**Job:** Could you repeat the records below exactly, leaving out any pictures?

--- start Provided records ---

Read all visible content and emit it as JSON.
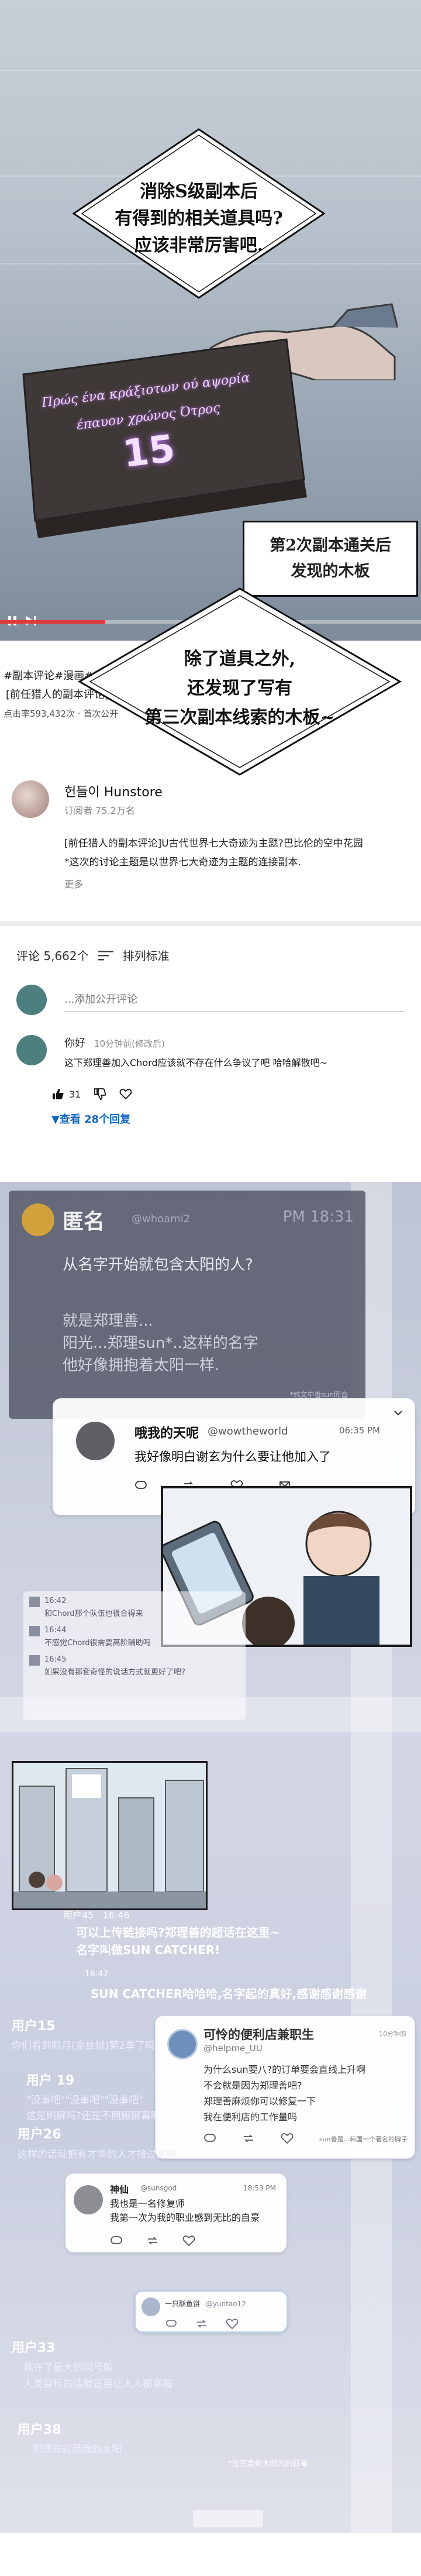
{
  "panel1": {
    "tablet_inscription_line1": "Πρώς ένα κράξιοτων ού αψορία",
    "tablet_inscription_line2": "έπαυον χρώνος Ότρος",
    "tablet_number": "15",
    "bubble_lines": [
      "消除S级副本后",
      "有得到的相关道具吗?",
      "应该非常厉害吧."
    ],
    "caption_lines": [
      "第2次副本通关后",
      "发现的木板"
    ],
    "video_progress": 0.25
  },
  "bubble2": {
    "lines": [
      "除了道具之外,",
      "还发现了写有",
      "第三次副本线索的木板~"
    ]
  },
  "overlay": {
    "tags": "#副本评论#漫画#HN公会#C",
    "title": "[前任猎人的副本评论]U古代",
    "views": "点击率593,432次 · 首次公开"
  },
  "channel": {
    "name": "헌들이 Hunstore",
    "subscribers": "订阅者 75.2万名",
    "description_lines": [
      "[前任猎人的副本评论]U古代世界七大奇迹为主题?巴比伦的空中花园",
      "*这次的讨论主题是以世界七大奇迹为主题的连接副本."
    ],
    "more": "更多"
  },
  "comments": {
    "count_label": "评论 5,662个",
    "sort_label": "排列标准",
    "add_placeholder": "...添加公开评论",
    "first": {
      "user": "你好",
      "time": "10分钟前(修改后)",
      "text": "这下郑理善加入Chord应该就不存在什么争议了吧 哈哈解散吧~",
      "likes": "31",
      "view_replies": "▼查看 28个回复"
    }
  },
  "panel2": {
    "anon": {
      "name": "匿名",
      "handle": "@whoami2",
      "time": "PM 18:31",
      "question": "从名字开始就包含太阳的人?",
      "body_lines": [
        "就是郑理善...",
        "阳光...郑理sun*..这样的名字",
        "他好像拥抱着太阳一样."
      ],
      "side_note": "*韩文中善sun同音"
    },
    "wow": {
      "name": "哦我的天呢",
      "handle": "@wowtheworld",
      "time": "06:35 PM",
      "text": "我好像明白谢玄为什么要让他加入了"
    },
    "mini": {
      "time1": "16:42",
      "line1": "和Chord那个队伍也很合得来",
      "time2": "16:44",
      "line2": "不感觉Chord很需要高阶辅助吗",
      "time3": "16:45",
      "line3": "如果没有那套奇怪的说话方式就更好了吧?"
    },
    "feed": {
      "user": "用户45",
      "time": "16:46",
      "q_lines": [
        "可以上传链接吗?郑理善的超话在这里~",
        "名字叫做SUN CATCHER!"
      ],
      "time2": "16:47",
      "sun_line": "SUN CATCHER哈哈哈,名字起的真好,感谢感谢感谢"
    },
    "biz": {
      "name": "可怜的便利店兼职生",
      "handle": "@helpme_UU",
      "time": "10分钟前",
      "text_lines": [
        "为什么sun要八?的订单要会直线上升啊",
        "不会就是因为郑理善吧?",
        "郑理善麻烦你可以修复一下",
        "我在便利店的工作量吗"
      ],
      "foot": "sun善是...韩国一个著名的牌子"
    },
    "god": {
      "name": "神仙",
      "handle": "@sunsgod",
      "time": "18:53 PM",
      "text_lines": [
        "我也是一名修复师",
        "我第一次为我的职业感到无比的自豪"
      ]
    },
    "fish": {
      "name": "一只酥鱼饼",
      "handle": "@yuntao12"
    },
    "pale": {
      "u15": "用户15",
      "b15": "你们看到斜月(金丝狱)第2季了吗",
      "u19": "用户 19",
      "b19a": "\"没事吧\"\"没事吧\"\"没事吧\"",
      "b19b": "这是刷屏吗?还是不照顾屏幕啊",
      "u26": "用户26",
      "b26": "这样的话就把有才华的人才接过来吧",
      "u33": "用户33",
      "b33a": "我在了最大的问号般,",
      "b33b": "人类目标的话就是要让人人都幸福",
      "u38": "用户38",
      "b38": "郑理善就是我的太阳",
      "caption_end": "*光芒类似太阳光的日晕"
    }
  },
  "colors": {
    "accent_blue": "#1565c0",
    "dark_card": "#50546e",
    "progress_red": "#e03a3a"
  },
  "icons": [
    "thumbs-up-icon",
    "thumbs-down-icon",
    "heart-icon",
    "sort-icon",
    "chevron-down-icon",
    "reply-icon",
    "retweet-icon",
    "share-icon"
  ]
}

--- end Provided records ---

**Task result:**
Read all visible content and emit it as JSON.
{
  "panel1": {
    "tablet_inscription_line1": "Πρώς ένα κράξιοτων ού αψορία",
    "tablet_inscription_line2": "έπαυον χρώνος Ότρος",
    "tablet_number": "15",
    "bubble_lines": [
      "消除S级副本后",
      "有得到的相关道具吗?",
      "应该非常厉害吧."
    ],
    "caption_lines": [
      "第2次副本通关后",
      "发现的木板"
    ],
    "video_progress": 0.25
  },
  "bubble2": {
    "lines": [
      "除了道具之外,",
      "还发现了写有",
      "第三次副本线索的木板~"
    ]
  },
  "overlay": {
    "tags": "#副本评论#漫画#HN公会#C",
    "title": "[前任猎人的副本评论]U古代",
    "views": "点击率593,432次 · 首次公开"
  },
  "channel": {
    "name": "헌들이 Hunstore",
    "subscribers": "订阅者 75.2万名",
    "description_lines": [
      "[前任猎人的副本评论]U古代世界七大奇迹为主题?巴比伦的空中花园",
      "*这次的讨论主题是以世界七大奇迹为主题的连接副本."
    ],
    "more": "更多"
  },
  "comments": {
    "count_label": "评论 5,662个",
    "sort_label": "排列标准",
    "add_placeholder": "...添加公开评论",
    "first": {
      "user": "你好",
      "time": "10分钟前(修改后)",
      "text": "这下郑理善加入Chord应该就不存在什么争议了吧 哈哈解散吧~",
      "likes": "31",
      "view_replies": "▼查看 28个回复"
    }
  },
  "panel2": {
    "anon": {
      "name": "匿名",
      "handle": "@whoami2",
      "time": "PM 18:31",
      "question": "从名字开始就包含太阳的人?",
      "body_lines": [
        "就是郑理善...",
        "阳光...郑理sun*..这样的名字",
        "他好像拥抱着太阳一样."
      ],
      "side_note": "*韩文中善sun同音"
    },
    "wow": {
      "name": "哦我的天呢",
      "handle": "@wowtheworld",
      "time": "06:35 PM",
      "text": "我好像明白谢玄为什么要让他加入了"
    },
    "mini": {
      "time1": "16:42",
      "line1": "和Chord那个队伍也很合得来",
      "time2": "16:44",
      "line2": "不感觉Chord很需要高阶辅助吗",
      "time3": "16:45",
      "line3": "如果没有那套奇怪的说话方式就更好了吧?"
    },
    "feed": {
      "user": "用户45",
      "time": "16:46",
      "q_lines": [
        "可以上传链接吗?郑理善的超话在这里~",
        "名字叫做SUN CATCHER!"
      ],
      "time2": "16:47",
      "sun_line": "SUN CATCHER哈哈哈,名字起的真好,感谢感谢感谢"
    },
    "biz": {
      "name": "可怜的便利店兼职生",
      "handle": "@helpme_UU",
      "time": "10分钟前",
      "text_lines": [
        "为什么sun要八?的订单要会直线上升啊",
        "不会就是因为郑理善吧?",
        "郑理善麻烦你可以修复一下",
        "我在便利店的工作量吗"
      ],
      "foot": "sun善是...韩国一个著名的牌子"
    },
    "god": {
      "name": "神仙",
      "handle": "@sunsgod",
      "time": "18:53 PM",
      "text_lines": [
        "我也是一名修复师",
        "我第一次为我的职业感到无比的自豪"
      ]
    },
    "fish": {
      "name": "一只酥鱼饼",
      "handle": "@yuntao12"
    },
    "pale": {
      "u15": "用户15",
      "b15": "你们看到斜月(金丝狱)第2季了吗",
      "u19": "用户 19",
      "b19a": "\"没事吧\"\"没事吧\"\"没事吧\"",
      "b19b": "这是刷屏吗?还是不照顾屏幕啊",
      "u26": "用户26",
      "b26": "这样的话就把有才华的人才接过来吧",
      "u33": "用户33",
      "b33a": "我在了最大的问号般,",
      "b33b": "人类目标的话就是要让人人都幸福",
      "u38": "用户38",
      "b38": "郑理善就是我的太阳",
      "caption_end": "*光芒类似太阳光的日晕"
    }
  },
  "colors": {
    "accent_blue": "#1565c0",
    "dark_card": "#50546e",
    "progress_red": "#e03a3a"
  },
  "icons": [
    "thumbs-up-icon",
    "thumbs-down-icon",
    "heart-icon",
    "sort-icon",
    "chevron-down-icon",
    "reply-icon",
    "retweet-icon",
    "share-icon"
  ]
}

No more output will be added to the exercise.